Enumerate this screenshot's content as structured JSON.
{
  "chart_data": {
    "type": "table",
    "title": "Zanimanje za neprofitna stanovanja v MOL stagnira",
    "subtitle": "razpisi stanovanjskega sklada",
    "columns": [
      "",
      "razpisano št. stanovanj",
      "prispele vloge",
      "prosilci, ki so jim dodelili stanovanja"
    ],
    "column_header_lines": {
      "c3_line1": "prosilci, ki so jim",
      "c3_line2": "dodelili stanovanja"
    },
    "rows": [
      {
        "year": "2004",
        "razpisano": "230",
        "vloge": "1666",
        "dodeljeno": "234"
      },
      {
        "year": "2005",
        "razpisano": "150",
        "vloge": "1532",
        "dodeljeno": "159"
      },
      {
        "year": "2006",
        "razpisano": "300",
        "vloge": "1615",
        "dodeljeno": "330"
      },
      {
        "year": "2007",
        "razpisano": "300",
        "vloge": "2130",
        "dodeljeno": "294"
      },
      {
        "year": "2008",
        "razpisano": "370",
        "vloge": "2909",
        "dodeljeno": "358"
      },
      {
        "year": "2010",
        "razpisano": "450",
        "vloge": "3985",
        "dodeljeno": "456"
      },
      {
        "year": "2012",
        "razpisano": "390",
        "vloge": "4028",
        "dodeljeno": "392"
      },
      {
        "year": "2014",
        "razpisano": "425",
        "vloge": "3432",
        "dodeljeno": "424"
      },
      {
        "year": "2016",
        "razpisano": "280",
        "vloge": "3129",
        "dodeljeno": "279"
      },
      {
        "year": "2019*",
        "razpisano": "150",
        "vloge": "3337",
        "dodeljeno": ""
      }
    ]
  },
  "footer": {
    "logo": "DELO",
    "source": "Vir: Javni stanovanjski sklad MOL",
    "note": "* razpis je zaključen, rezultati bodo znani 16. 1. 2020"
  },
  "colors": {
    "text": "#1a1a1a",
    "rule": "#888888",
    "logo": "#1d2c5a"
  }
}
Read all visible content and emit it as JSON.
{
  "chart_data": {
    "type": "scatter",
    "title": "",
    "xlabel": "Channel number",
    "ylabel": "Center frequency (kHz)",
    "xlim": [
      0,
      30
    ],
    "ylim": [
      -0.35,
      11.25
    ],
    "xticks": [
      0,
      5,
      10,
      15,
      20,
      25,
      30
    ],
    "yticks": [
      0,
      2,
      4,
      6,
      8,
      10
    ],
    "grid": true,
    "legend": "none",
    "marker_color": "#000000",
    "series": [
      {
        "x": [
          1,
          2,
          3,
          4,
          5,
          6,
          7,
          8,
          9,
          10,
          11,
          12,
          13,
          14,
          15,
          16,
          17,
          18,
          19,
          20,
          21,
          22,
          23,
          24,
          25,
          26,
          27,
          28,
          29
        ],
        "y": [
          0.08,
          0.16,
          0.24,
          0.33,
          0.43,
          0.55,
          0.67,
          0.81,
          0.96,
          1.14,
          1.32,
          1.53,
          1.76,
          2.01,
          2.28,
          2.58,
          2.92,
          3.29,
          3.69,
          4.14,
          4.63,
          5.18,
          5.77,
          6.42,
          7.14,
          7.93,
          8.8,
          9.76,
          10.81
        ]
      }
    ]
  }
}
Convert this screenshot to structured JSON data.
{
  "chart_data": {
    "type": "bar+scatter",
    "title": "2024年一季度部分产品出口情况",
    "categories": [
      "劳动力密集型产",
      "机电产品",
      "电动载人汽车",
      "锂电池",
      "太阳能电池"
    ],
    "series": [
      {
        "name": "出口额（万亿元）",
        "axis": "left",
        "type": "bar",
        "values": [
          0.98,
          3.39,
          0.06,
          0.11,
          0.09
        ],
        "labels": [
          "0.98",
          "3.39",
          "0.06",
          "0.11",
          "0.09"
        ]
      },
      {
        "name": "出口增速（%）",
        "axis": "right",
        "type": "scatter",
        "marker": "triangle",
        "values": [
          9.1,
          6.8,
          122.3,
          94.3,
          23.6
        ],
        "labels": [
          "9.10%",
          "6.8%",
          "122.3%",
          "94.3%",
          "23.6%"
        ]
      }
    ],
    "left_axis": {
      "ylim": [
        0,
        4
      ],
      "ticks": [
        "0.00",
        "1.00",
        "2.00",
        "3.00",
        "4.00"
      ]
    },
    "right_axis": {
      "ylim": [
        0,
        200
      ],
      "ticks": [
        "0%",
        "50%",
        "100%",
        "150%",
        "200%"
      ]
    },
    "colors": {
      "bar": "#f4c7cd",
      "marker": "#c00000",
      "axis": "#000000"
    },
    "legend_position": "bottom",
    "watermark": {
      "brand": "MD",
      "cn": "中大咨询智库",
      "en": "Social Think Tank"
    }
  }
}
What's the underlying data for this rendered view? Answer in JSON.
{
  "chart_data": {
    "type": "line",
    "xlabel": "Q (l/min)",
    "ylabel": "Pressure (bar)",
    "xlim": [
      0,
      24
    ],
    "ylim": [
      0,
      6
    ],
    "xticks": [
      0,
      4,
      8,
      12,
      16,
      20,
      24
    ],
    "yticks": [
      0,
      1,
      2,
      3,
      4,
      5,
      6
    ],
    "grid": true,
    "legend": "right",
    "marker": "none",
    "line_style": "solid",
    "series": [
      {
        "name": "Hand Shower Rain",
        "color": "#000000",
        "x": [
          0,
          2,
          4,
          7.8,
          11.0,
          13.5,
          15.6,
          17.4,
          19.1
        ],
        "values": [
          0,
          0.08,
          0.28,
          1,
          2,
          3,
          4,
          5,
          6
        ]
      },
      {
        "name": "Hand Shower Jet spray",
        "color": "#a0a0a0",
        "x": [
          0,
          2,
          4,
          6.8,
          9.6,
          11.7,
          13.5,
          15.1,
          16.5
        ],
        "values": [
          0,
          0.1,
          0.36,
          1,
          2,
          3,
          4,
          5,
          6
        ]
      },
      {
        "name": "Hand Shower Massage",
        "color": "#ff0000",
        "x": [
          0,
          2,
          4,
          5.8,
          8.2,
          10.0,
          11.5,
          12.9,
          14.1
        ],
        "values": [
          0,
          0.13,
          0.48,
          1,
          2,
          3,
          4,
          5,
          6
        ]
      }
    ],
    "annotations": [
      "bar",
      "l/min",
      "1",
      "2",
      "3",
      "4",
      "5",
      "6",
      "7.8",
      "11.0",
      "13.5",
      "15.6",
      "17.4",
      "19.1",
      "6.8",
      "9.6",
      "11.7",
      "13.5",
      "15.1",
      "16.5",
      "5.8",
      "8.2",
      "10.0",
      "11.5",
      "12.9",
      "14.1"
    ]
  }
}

+ + + +

**Objective**
Write out the material from the first line to the last, exactly.

**Written solution**
Enumerate this screenshot's content as structured JSON.
{
  "chart_data": {
    "type": "table",
    "title": "Zanimanje za neprofitna stanovanja v MOL stagnira",
    "subtitle": "razpisi stanovanjskega sklada",
    "columns": [
      "",
      "razpisano št. stanovanj",
      "prispele vloge",
      "prosilci, ki so jim dodelili stanovanja"
    ],
    "column_header_lines": {
      "c3_line1": "prosilci, ki so jim",
      "c3_line2": "dodelili stanovanja"
    },
    "rows": [
      {
        "year": "2004",
        "razpisano": "230",
        "vloge": "1666",
        "dodeljeno": "234"
      },
      {
        "year": "2005",
        "razpisano": "150",
        "vloge": "1532",
        "dodeljeno": "159"
      },
      {
        "year": "2006",
        "razpisano": "300",
        "vloge": "1615",
        "dodeljeno": "330"
      },
      {
        "year": "2007",
        "razpisano": "300",
        "vloge": "2130",
        "dodeljeno": "294"
      },
      {
        "year": "2008",
        "razpisano": "370",
        "vloge": "2909",
        "dodeljeno": "358"
      },
      {
        "year": "2010",
        "razpisano": "450",
        "vloge": "3985",
        "dodeljeno": "456"
      },
      {
        "year": "2012",
        "razpisano": "390",
        "vloge": "4028",
        "dodeljeno": "392"
      },
      {
        "year": "2014",
        "razpisano": "425",
        "vloge": "3432",
        "dodeljeno": "424"
      },
      {
        "year": "2016",
        "razpisano": "280",
        "vloge": "3129",
        "dodeljeno": "279"
      },
      {
        "year": "2019*",
        "razpisano": "150",
        "vloge": "3337",
        "dodeljeno": ""
      }
    ]
  },
  "footer": {
    "logo": "DELO",
    "source": "Vir: Javni stanovanjski sklad MOL",
    "note": "* razpis je zaključen, rezultati bodo znani 16. 1. 2020"
  },
  "colors": {
    "text": "#1a1a1a",
    "rule": "#888888",
    "logo": "#1d2c5a"
  }
}
Read all visible content and emit it as JSON.
{
  "chart_data": {
    "type": "scatter",
    "title": "",
    "xlabel": "Channel number",
    "ylabel": "Center frequency (kHz)",
    "xlim": [
      0,
      30
    ],
    "ylim": [
      -0.35,
      11.25
    ],
    "xticks": [
      0,
      5,
      10,
      15,
      20,
      25,
      30
    ],
    "yticks": [
      0,
      2,
      4,
      6,
      8,
      10
    ],
    "grid": true,
    "legend": "none",
    "marker_color": "#000000",
    "series": [
      {
        "x": [
          1,
          2,
          3,
          4,
          5,
          6,
          7,
          8,
          9,
          10,
          11,
          12,
          13,
          14,
          15,
          16,
          17,
          18,
          19,
          20,
          21,
          22,
          23,
          24,
          25,
          26,
          27,
          28,
          29
        ],
        "y": [
          0.08,
          0.16,
          0.24,
          0.33,
          0.43,
          0.55,
          0.67,
          0.81,
          0.96,
          1.14,
          1.32,
          1.53,
          1.76,
          2.01,
          2.28,
          2.58,
          2.92,
          3.29,
          3.69,
          4.14,
          4.63,
          5.18,
          5.77,
          6.42,
          7.14,
          7.93,
          8.8,
          9.76,
          10.81
        ]
      }
    ]
  }
}
Convert this screenshot to structured JSON data.
{
  "chart_data": {
    "type": "bar+scatter",
    "title": "2024年一季度部分产品出口情况",
    "categories": [
      "劳动力密集型产",
      "机电产品",
      "电动载人汽车",
      "锂电池",
      "太阳能电池"
    ],
    "series": [
      {
        "name": "出口额（万亿元）",
        "axis": "left",
        "type": "bar",
        "values": [
          0.98,
          3.39,
          0.06,
          0.11,
          0.09
        ],
        "labels": [
          "0.98",
          "3.39",
          "0.06",
          "0.11",
          "0.09"
        ]
      },
      {
        "name": "出口增速（%）",
        "axis": "right",
        "type": "scatter",
        "marker": "triangle",
        "values": [
          9.1,
          6.8,
          122.3,
          94.3,
          23.6
        ],
        "labels": [
          "9.10%",
          "6.8%",
          "122.3%",
          "94.3%",
          "23.6%"
        ]
      }
    ],
    "left_axis": {
      "ylim": [
        0,
        4
      ],
      "ticks": [
        "0.00",
        "1.00",
        "2.00",
        "3.00",
        "4.00"
      ]
    },
    "right_axis": {
      "ylim": [
        0,
        200
      ],
      "ticks": [
        "0%",
        "50%",
        "100%",
        "150%",
        "200%"
      ]
    },
    "colors": {
      "bar": "#f4c7cd",
      "marker": "#c00000",
      "axis": "#000000"
    },
    "legend_position": "bottom",
    "watermark": {
      "brand": "MD",
      "cn": "中大咨询智库",
      "en": "Social Think Tank"
    }
  }
}
What's the underlying data for this rendered view? Answer in JSON.
{
  "chart_data": {
    "type": "line",
    "xlabel": "Q (l/min)",
    "ylabel": "Pressure (bar)",
    "xlim": [
      0,
      24
    ],
    "ylim": [
      0,
      6
    ],
    "xticks": [
      0,
      4,
      8,
      12,
      16,
      20,
      24
    ],
    "yticks": [
      0,
      1,
      2,
      3,
      4,
      5,
      6
    ],
    "grid": true,
    "legend": "right",
    "marker": "none",
    "line_style": "solid",
    "series": [
      {
        "name": "Hand Shower Rain",
        "color": "#000000",
        "x": [
          0,
          2,
          4,
          7.8,
          11.0,
          13.5,
          15.6,
          17.4,
          19.1
        ],
        "values": [
          0,
          0.08,
          0.28,
          1,
          2,
          3,
          4,
          5,
          6
        ]
      },
      {
        "name": "Hand Shower Jet spray",
        "color": "#a0a0a0",
        "x": [
          0,
          2,
          4,
          6.8,
          9.6,
          11.7,
          13.5,
          15.1,
          16.5
        ],
        "values": [
          0,
          0.1,
          0.36,
          1,
          2,
          3,
          4,
          5,
          6
        ]
      },
      {
        "name": "Hand Shower Massage",
        "color": "#ff0000",
        "x": [
          0,
          2,
          4,
          5.8,
          8.2,
          10.0,
          11.5,
          12.9,
          14.1
        ],
        "values": [
          0,
          0.13,
          0.48,
          1,
          2,
          3,
          4,
          5,
          6
        ]
      }
    ],
    "annotations": [
      "bar",
      "l/min",
      "1",
      "2",
      "3",
      "4",
      "5",
      "6",
      "7.8",
      "11.0",
      "13.5",
      "15.6",
      "17.4",
      "19.1",
      "6.8",
      "9.6",
      "11.7",
      "13.5",
      "15.1",
      "16.5",
      "5.8",
      "8.2",
      "10.0",
      "11.5",
      "12.9",
      "14.1"
    ]
  }
}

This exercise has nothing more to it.